───── Data rows

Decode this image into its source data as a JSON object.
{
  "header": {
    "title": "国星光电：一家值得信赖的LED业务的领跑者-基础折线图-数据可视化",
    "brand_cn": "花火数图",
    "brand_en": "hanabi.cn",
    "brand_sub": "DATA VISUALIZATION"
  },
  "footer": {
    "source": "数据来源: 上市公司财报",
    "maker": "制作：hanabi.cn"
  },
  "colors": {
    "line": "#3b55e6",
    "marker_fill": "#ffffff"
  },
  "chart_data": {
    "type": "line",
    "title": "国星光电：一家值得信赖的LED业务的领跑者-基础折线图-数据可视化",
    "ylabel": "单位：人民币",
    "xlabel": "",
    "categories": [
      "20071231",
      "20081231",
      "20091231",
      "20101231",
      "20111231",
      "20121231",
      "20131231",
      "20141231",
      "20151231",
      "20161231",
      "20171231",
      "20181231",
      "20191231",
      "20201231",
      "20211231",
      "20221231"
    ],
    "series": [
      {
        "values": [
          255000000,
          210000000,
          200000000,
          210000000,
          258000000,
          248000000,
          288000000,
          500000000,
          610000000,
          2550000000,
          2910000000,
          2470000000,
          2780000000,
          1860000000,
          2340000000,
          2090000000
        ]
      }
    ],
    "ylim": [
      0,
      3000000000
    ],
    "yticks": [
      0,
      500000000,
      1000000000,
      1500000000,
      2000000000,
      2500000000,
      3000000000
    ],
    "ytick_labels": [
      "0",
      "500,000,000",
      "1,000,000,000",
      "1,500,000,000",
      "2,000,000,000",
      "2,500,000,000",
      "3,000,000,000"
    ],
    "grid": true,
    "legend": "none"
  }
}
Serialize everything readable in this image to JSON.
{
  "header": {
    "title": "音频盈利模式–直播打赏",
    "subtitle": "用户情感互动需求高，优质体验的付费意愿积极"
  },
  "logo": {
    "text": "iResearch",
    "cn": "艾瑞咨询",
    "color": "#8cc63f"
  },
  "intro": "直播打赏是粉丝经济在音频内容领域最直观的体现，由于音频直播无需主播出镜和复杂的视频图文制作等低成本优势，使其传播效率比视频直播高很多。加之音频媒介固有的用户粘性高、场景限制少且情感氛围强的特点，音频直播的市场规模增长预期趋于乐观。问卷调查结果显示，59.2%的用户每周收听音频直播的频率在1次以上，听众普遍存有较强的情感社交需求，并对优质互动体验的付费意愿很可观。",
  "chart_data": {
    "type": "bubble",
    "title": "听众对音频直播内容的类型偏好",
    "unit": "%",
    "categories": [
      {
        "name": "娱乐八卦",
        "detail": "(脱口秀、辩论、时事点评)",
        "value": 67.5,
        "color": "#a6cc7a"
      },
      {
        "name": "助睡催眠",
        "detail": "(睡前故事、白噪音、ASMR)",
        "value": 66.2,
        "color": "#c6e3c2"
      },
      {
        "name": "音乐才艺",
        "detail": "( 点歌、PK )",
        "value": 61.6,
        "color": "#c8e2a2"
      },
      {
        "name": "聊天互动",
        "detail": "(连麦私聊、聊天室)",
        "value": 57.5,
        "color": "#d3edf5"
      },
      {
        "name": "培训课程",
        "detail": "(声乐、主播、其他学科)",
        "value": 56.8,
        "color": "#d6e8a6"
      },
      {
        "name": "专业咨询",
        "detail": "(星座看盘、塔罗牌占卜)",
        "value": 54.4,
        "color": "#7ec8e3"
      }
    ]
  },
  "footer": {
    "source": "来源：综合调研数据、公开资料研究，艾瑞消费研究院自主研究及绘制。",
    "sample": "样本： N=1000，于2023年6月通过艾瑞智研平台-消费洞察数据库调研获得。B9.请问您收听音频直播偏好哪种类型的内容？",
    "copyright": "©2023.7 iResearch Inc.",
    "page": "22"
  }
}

──────────

Problem requirements: Copy each line from the records above that includes the string "name".

Output for this task:
        "name": "娱乐八卦",
        "name": "助睡催眠",
        "name": "音乐才艺",
        "name": "聊天互动",
        "name": "培训课程",
        "name": "专业咨询",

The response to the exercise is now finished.